>> Start STORED ROWS
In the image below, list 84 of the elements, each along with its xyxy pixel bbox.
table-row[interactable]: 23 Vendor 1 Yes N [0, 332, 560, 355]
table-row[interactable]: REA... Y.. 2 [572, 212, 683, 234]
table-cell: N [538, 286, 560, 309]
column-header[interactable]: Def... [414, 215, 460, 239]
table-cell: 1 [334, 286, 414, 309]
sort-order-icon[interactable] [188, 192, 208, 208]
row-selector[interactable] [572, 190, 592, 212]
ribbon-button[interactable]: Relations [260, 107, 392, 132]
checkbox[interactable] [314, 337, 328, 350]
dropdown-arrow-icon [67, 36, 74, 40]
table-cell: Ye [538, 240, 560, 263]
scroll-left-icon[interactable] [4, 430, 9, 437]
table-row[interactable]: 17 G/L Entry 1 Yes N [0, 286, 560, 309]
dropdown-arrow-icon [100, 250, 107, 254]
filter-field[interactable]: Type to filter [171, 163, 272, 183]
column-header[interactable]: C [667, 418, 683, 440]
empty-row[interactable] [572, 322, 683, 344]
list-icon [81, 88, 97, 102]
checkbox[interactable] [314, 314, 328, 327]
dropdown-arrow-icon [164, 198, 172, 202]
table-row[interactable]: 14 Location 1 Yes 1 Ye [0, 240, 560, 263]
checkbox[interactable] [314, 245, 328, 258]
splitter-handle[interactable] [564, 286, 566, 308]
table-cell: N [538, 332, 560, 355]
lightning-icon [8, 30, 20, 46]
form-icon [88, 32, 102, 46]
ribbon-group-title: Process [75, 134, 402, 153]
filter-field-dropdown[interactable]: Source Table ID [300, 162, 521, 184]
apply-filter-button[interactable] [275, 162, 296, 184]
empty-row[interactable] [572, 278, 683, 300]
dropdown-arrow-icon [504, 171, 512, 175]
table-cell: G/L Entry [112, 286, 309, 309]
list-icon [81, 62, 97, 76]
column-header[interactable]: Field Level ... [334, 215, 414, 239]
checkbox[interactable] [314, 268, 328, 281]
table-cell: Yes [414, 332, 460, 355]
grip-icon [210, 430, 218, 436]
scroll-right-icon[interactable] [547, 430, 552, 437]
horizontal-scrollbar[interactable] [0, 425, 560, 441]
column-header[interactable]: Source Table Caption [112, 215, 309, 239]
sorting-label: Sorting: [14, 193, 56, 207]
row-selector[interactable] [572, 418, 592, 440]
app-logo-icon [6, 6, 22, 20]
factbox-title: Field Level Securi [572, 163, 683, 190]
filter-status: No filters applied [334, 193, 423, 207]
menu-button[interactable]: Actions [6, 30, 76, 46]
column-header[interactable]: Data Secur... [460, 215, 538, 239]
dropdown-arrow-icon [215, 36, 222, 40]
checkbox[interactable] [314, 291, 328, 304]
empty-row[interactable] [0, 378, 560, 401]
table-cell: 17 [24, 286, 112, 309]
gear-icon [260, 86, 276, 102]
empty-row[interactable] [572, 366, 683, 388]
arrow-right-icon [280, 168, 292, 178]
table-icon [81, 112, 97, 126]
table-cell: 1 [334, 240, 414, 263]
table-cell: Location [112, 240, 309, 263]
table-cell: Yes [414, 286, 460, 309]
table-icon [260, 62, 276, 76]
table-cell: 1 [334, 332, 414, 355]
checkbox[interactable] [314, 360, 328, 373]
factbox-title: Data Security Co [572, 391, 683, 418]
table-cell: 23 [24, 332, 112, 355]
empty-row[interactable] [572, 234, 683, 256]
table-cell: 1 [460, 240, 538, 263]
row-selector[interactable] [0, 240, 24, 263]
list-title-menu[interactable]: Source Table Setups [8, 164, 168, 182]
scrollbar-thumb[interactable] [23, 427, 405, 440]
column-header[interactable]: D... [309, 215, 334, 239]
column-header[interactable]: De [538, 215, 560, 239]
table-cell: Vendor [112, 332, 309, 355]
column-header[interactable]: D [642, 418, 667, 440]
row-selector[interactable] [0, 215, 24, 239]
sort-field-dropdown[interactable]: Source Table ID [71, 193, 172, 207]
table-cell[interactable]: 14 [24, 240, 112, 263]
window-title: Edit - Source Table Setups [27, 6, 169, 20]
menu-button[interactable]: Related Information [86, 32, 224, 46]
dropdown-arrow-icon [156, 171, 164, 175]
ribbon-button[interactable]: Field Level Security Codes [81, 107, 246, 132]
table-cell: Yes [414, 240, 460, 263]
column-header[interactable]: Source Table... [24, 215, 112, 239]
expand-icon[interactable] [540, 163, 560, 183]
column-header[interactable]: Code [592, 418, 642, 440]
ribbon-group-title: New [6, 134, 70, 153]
>> End STORED ROWS
### PROBLEM TO SOLVE
Express every line of the items above as a JSON array of strings, one string per line, with blank lines omitted.

### THE COMPLETED TASK
[
  "In the image below, list 84 of the elements, each along with its xyxy pixel bbox.",
  "table-row[interactable]: 23 Vendor 1 Yes N [0, 332, 560, 355]",
  "table-row[interactable]: REA... Y.. 2 [572, 212, 683, 234]",
  "table-cell: N [538, 286, 560, 309]",
  "column-header[interactable]: Def... [414, 215, 460, 239]",
  "table-cell: 1 [334, 286, 414, 309]",
  "sort-order-icon[interactable] [188, 192, 208, 208]",
  "row-selector[interactable] [572, 190, 592, 212]",
  "ribbon-button[interactable]: Relations [260, 107, 392, 132]",
  "checkbox[interactable] [314, 337, 328, 350]",
  "dropdown-arrow-icon [67, 36, 74, 40]",
  "table-cell: Ye [538, 240, 560, 263]",
  "scroll-left-icon[interactable] [4, 430, 9, 437]",
  "table-row[interactable]: 17 G/L Entry 1 Yes N [0, 286, 560, 309]",
  "dropdown-arrow-icon [100, 250, 107, 254]",
  "filter-field[interactable]: Type to filter [171, 163, 272, 183]",
  "column-header[interactable]: C [667, 418, 683, 440]",
  "empty-row[interactable] [572, 322, 683, 344]",
  "list-icon [81, 88, 97, 102]",
  "checkbox[interactable] [314, 314, 328, 327]",
  "dropdown-arrow-icon [164, 198, 172, 202]",
  "table-row[interactable]: 14 Location 1 Yes 1 Ye [0, 240, 560, 263]",
  "checkbox[interactable] [314, 245, 328, 258]",
  "splitter-handle[interactable] [564, 286, 566, 308]",
  "table-cell: N [538, 332, 560, 355]",
  "lightning-icon [8, 30, 20, 46]",
  "form-icon [88, 32, 102, 46]",
  "ribbon-group-title: Process [75, 134, 402, 153]",
  "filter-field-dropdown[interactable]: Source Table ID [300, 162, 521, 184]",
  "apply-filter-button[interactable] [275, 162, 296, 184]",
  "empty-row[interactable] [572, 278, 683, 300]",
  "dropdown-arrow-icon [504, 171, 512, 175]",
  "table-cell: G/L Entry [112, 286, 309, 309]",
  "list-icon [81, 62, 97, 76]",
  "column-header[interactable]: Field Level ... [334, 215, 414, 239]",
  "checkbox[interactable] [314, 268, 328, 281]",
  "table-cell: Yes [414, 332, 460, 355]",
  "grip-icon [210, 430, 218, 436]",
  "scroll-right-icon[interactable] [547, 430, 552, 437]",
  "horizontal-scrollbar[interactable] [0, 425, 560, 441]",
  "column-header[interactable]: Source Table Caption [112, 215, 309, 239]",
  "sorting-label: Sorting: [14, 193, 56, 207]",
  "row-selector[interactable] [572, 418, 592, 440]",
  "app-logo-icon [6, 6, 22, 20]",
  "factbox-title: Field Level Securi [572, 163, 683, 190]",
  "filter-status: No filters applied [334, 193, 423, 207]",
  "menu-button[interactable]: Actions [6, 30, 76, 46]",
  "column-header[interactable]: Data Secur... [460, 215, 538, 239]",
  "dropdown-arrow-icon [215, 36, 222, 40]",
  "checkbox[interactable] [314, 291, 328, 304]",
  "empty-row[interactable] [0, 378, 560, 401]",
  "table-cell: 17 [24, 286, 112, 309]",
  "gear-icon [260, 86, 276, 102]",
  "empty-row[interactable] [572, 366, 683, 388]",
  "arrow-right-icon [280, 168, 292, 178]",
  "table-icon [81, 112, 97, 126]",
  "table-cell: 1 [334, 240, 414, 263]",
  "table-cell: Location [112, 240, 309, 263]",
  "table-cell: Yes [414, 286, 460, 309]",
  "table-icon [260, 62, 276, 76]",
  "table-cell: 1 [334, 332, 414, 355]",
  "checkbox[interactable] [314, 360, 328, 373]",
  "factbox-title: Data Security Co [572, 391, 683, 418]",
  "table-cell: 23 [24, 332, 112, 355]",
  "empty-row[interactable] [572, 234, 683, 256]",
  "table-cell: 1 [460, 240, 538, 263]",
  "row-selector[interactable] [0, 240, 24, 263]",
  "list-title-menu[interactable]: Source Table Setups [8, 164, 168, 182]",
  "scrollbar-thumb[interactable] [23, 427, 405, 440]",
  "column-header[interactable]: D... [309, 215, 334, 239]",
  "column-header[interactable]: De [538, 215, 560, 239]",
  "table-cell: Vendor [112, 332, 309, 355]",
  "column-header[interactable]: D [642, 418, 667, 440]",
  "row-selector[interactable] [0, 215, 24, 239]",
  "sort-field-dropdown[interactable]: Source Table ID [71, 193, 172, 207]",
  "table-cell[interactable]: 14 [24, 240, 112, 263]",
  "window-title: Edit - Source Table Setups [27, 6, 169, 20]",
  "menu-button[interactable]: Related Information [86, 32, 224, 46]",
  "dropdown-arrow-icon [156, 171, 164, 175]",
  "ribbon-button[interactable]: Field Level Security Codes [81, 107, 246, 132]",
  "table-cell: Yes [414, 240, 460, 263]",
  "column-header[interactable]: Source Table... [24, 215, 112, 239]",
  "expand-icon[interactable] [540, 163, 560, 183]",
  "column-header[interactable]: Code [592, 418, 642, 440]",
  "ribbon-group-title: New [6, 134, 70, 153]"
]